[Rows from a dataset]
•••••
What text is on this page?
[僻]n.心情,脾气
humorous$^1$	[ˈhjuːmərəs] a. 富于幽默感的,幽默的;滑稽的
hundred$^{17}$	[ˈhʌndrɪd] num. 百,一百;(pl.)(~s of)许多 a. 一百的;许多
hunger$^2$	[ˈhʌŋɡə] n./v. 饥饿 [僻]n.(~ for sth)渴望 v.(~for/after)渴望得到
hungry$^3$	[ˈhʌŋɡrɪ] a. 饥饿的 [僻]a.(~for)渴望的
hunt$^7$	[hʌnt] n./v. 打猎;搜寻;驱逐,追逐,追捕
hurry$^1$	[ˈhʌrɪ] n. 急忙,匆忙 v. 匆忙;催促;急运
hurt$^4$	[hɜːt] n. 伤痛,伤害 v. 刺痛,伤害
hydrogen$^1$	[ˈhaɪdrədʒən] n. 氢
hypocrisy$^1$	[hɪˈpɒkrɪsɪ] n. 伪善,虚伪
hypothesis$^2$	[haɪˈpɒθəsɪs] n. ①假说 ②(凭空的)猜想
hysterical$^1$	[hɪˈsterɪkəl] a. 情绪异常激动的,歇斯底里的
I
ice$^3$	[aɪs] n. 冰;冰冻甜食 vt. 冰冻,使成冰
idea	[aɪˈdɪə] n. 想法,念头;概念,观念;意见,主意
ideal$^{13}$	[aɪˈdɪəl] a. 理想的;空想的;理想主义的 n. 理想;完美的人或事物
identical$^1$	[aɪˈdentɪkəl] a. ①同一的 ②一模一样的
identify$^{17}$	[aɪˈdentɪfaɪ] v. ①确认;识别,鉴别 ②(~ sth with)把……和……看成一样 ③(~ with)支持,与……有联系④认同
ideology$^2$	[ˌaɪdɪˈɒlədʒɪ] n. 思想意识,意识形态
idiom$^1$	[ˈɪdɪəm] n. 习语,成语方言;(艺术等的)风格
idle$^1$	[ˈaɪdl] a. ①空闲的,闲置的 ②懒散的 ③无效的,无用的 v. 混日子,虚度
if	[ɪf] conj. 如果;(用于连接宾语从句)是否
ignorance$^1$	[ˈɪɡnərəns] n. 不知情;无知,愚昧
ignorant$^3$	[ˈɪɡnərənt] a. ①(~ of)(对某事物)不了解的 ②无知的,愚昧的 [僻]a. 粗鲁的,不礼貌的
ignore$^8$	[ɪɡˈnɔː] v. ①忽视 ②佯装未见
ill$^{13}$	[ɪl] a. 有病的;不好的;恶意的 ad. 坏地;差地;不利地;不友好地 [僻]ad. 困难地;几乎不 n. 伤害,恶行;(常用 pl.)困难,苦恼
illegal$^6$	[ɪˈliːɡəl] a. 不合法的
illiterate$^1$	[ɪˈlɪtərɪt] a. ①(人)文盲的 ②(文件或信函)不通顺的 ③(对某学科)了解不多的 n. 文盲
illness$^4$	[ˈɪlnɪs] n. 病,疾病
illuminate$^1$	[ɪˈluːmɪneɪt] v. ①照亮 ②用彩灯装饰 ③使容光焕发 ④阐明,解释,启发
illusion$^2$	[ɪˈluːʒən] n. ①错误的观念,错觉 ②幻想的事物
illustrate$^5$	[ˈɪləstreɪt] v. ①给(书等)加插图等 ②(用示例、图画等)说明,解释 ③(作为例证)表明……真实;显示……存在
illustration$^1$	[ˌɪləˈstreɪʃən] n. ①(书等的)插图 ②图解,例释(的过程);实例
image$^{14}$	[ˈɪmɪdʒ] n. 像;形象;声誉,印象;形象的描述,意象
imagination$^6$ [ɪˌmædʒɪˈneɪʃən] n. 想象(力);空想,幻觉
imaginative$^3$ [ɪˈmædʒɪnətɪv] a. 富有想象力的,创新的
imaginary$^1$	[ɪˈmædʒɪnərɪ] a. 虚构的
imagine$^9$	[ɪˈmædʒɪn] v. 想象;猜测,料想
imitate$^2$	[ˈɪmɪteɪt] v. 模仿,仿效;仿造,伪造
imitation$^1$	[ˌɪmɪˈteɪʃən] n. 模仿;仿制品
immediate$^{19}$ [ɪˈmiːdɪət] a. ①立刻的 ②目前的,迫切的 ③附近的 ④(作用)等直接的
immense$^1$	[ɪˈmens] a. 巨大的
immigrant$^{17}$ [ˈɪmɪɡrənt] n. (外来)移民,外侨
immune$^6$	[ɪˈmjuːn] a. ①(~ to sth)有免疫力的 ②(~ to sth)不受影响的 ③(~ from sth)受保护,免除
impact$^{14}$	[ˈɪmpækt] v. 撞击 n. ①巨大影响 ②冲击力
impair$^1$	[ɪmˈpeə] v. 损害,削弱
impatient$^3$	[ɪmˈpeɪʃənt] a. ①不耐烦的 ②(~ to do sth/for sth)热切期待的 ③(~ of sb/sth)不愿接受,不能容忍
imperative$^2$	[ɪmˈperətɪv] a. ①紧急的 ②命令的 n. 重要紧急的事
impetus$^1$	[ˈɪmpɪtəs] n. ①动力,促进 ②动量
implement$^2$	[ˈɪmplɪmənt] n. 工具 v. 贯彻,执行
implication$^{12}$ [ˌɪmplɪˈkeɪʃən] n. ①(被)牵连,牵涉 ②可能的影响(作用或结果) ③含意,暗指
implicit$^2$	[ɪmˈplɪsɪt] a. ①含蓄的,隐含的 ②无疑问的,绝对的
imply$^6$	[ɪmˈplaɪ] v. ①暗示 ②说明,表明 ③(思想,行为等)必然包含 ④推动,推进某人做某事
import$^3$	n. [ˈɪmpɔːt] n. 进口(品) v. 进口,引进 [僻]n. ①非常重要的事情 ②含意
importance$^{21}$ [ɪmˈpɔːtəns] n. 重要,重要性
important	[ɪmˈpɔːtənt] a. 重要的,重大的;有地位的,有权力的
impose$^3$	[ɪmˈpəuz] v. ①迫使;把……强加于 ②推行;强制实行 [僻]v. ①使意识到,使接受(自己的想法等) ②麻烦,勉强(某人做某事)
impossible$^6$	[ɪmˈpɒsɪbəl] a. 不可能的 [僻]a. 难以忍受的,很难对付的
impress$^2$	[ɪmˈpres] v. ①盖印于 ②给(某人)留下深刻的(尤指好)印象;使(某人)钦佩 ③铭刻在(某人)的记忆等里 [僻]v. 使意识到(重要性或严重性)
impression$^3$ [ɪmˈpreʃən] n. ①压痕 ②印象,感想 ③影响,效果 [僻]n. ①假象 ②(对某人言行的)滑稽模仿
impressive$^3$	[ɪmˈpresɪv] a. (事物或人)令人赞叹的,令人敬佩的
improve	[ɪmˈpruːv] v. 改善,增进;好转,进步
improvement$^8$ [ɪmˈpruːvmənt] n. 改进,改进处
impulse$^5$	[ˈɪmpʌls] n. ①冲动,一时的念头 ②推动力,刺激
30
•••••
### Instructions to follow:
Retype the data exactly as given.

### Reply to the exercise:
What text is on this page?
[僻]n.心情,脾气
humorous$^1$	[ˈhjuːmərəs] a. 富于幽默感的,幽默的;滑稽的
hundred$^{17}$	[ˈhʌndrɪd] num. 百,一百;(pl.)(~s of)许多 a. 一百的;许多
hunger$^2$	[ˈhʌŋɡə] n./v. 饥饿 [僻]n.(~ for sth)渴望 v.(~for/after)渴望得到
hungry$^3$	[ˈhʌŋɡrɪ] a. 饥饿的 [僻]a.(~for)渴望的
hunt$^7$	[hʌnt] n./v. 打猎;搜寻;驱逐,追逐,追捕
hurry$^1$	[ˈhʌrɪ] n. 急忙,匆忙 v. 匆忙;催促;急运
hurt$^4$	[hɜːt] n. 伤痛,伤害 v. 刺痛,伤害
hydrogen$^1$	[ˈhaɪdrədʒən] n. 氢
hypocrisy$^1$	[hɪˈpɒkrɪsɪ] n. 伪善,虚伪
hypothesis$^2$	[haɪˈpɒθəsɪs] n. ①假说 ②(凭空的)猜想
hysterical$^1$	[hɪˈsterɪkəl] a. 情绪异常激动的,歇斯底里的
I
ice$^3$	[aɪs] n. 冰;冰冻甜食 vt. 冰冻,使成冰
idea	[aɪˈdɪə] n. 想法,念头;概念,观念;意见,主意
ideal$^{13}$	[aɪˈdɪəl] a. 理想的;空想的;理想主义的 n. 理想;完美的人或事物
identical$^1$	[aɪˈdentɪkəl] a. ①同一的 ②一模一样的
identify$^{17}$	[aɪˈdentɪfaɪ] v. ①确认;识别,鉴别 ②(~ sth with)把……和……看成一样 ③(~ with)支持,与……有联系④认同
ideology$^2$	[ˌaɪdɪˈɒlədʒɪ] n. 思想意识,意识形态
idiom$^1$	[ˈɪdɪəm] n. 习语,成语方言;(艺术等的)风格
idle$^1$	[ˈaɪdl] a. ①空闲的,闲置的 ②懒散的 ③无效的,无用的 v. 混日子,虚度
if	[ɪf] conj. 如果;(用于连接宾语从句)是否
ignorance$^1$	[ˈɪɡnərəns] n. 不知情;无知,愚昧
ignorant$^3$	[ˈɪɡnərənt] a. ①(~ of)(对某事物)不了解的 ②无知的,愚昧的 [僻]a. 粗鲁的,不礼貌的
ignore$^8$	[ɪɡˈnɔː] v. ①忽视 ②佯装未见
ill$^{13}$	[ɪl] a. 有病的;不好的;恶意的 ad. 坏地;差地;不利地;不友好地 [僻]ad. 困难地;几乎不 n. 伤害,恶行;(常用 pl.)困难,苦恼
illegal$^6$	[ɪˈliːɡəl] a. 不合法的
illiterate$^1$	[ɪˈlɪtərɪt] a. ①(人)文盲的 ②(文件或信函)不通顺的 ③(对某学科)了解不多的 n. 文盲
illness$^4$	[ˈɪlnɪs] n. 病,疾病
illuminate$^1$	[ɪˈluːmɪneɪt] v. ①照亮 ②用彩灯装饰 ③使容光焕发 ④阐明,解释,启发
illusion$^2$	[ɪˈluːʒən] n. ①错误的观念,错觉 ②幻想的事物
illustrate$^5$	[ˈɪləstreɪt] v. ①给(书等)加插图等 ②(用示例、图画等)说明,解释 ③(作为例证)表明……真实;显示……存在
illustration$^1$	[ˌɪləˈstreɪʃən] n. ①(书等的)插图 ②图解,例释(的过程);实例
image$^{14}$	[ˈɪmɪdʒ] n. 像;形象;声誉,印象;形象的描述,意象
imagination$^6$ [ɪˌmædʒɪˈneɪʃən] n. 想象(力);空想,幻觉
imaginative$^3$ [ɪˈmædʒɪnətɪv] a. 富有想象力的,创新的
imaginary$^1$	[ɪˈmædʒɪnərɪ] a. 虚构的
imagine$^9$	[ɪˈmædʒɪn] v. 想象;猜测,料想
imitate$^2$	[ˈɪmɪteɪt] v. 模仿,仿效;仿造,伪造
imitation$^1$	[ˌɪmɪˈteɪʃən] n. 模仿;仿制品
immediate$^{19}$ [ɪˈmiːdɪət] a. ①立刻的 ②目前的,迫切的 ③附近的 ④(作用)等直接的
immense$^1$	[ɪˈmens] a. 巨大的
immigrant$^{17}$ [ˈɪmɪɡrənt] n. (外来)移民,外侨
immune$^6$	[ɪˈmjuːn] a. ①(~ to sth)有免疫力的 ②(~ to sth)不受影响的 ③(~ from sth)受保护,免除
impact$^{14}$	[ˈɪmpækt] v. 撞击 n. ①巨大影响 ②冲击力
impair$^1$	[ɪmˈpeə] v. 损害,削弱
impatient$^3$	[ɪmˈpeɪʃənt] a. ①不耐烦的 ②(~ to do sth/for sth)热切期待的 ③(~ of sb/sth)不愿接受,不能容忍
imperative$^2$	[ɪmˈperətɪv] a. ①紧急的 ②命令的 n. 重要紧急的事
impetus$^1$	[ˈɪmpɪtəs] n. ①动力,促进 ②动量
implement$^2$	[ˈɪmplɪmənt] n. 工具 v. 贯彻,执行
implication$^{12}$ [ˌɪmplɪˈkeɪʃən] n. ①(被)牵连,牵涉 ②可能的影响(作用或结果) ③含意,暗指
implicit$^2$	[ɪmˈplɪsɪt] a. ①含蓄的,隐含的 ②无疑问的,绝对的
imply$^6$	[ɪmˈplaɪ] v. ①暗示 ②说明,表明 ③(思想,行为等)必然包含 ④推动,推进某人做某事
import$^3$	n. [ˈɪmpɔːt] n. 进口(品) v. 进口,引进 [僻]n. ①非常重要的事情 ②含意
importance$^{21}$ [ɪmˈpɔːtəns] n. 重要,重要性
important	[ɪmˈpɔːtənt] a. 重要的,重大的;有地位的,有权力的
impose$^3$	[ɪmˈpəuz] v. ①迫使;把……强加于 ②推行;强制实行 [僻]v. ①使意识到,使接受(自己的想法等) ②麻烦,勉强(某人做某事)
impossible$^6$	[ɪmˈpɒsɪbəl] a. 不可能的 [僻]a. 难以忍受的,很难对付的
impress$^2$	[ɪmˈpres] v. ①盖印于 ②给(某人)留下深刻的(尤指好)印象;使(某人)钦佩 ③铭刻在(某人)的记忆等里 [僻]v. 使意识到(重要性或严重性)
impression$^3$ [ɪmˈpreʃən] n. ①压痕 ②印象,感想 ③影响,效果 [僻]n. ①假象 ②(对某人言行的)滑稽模仿
impressive$^3$	[ɪmˈpresɪv] a. (事物或人)令人赞叹的,令人敬佩的
improve	[ɪmˈpruːv] v. 改善,增进;好转,进步
improvement$^8$ [ɪmˈpruːvmənt] n. 改进,改进处
impulse$^5$	[ˈɪmpʌls] n. ①冲动,一时的念头 ②推动力,刺激
30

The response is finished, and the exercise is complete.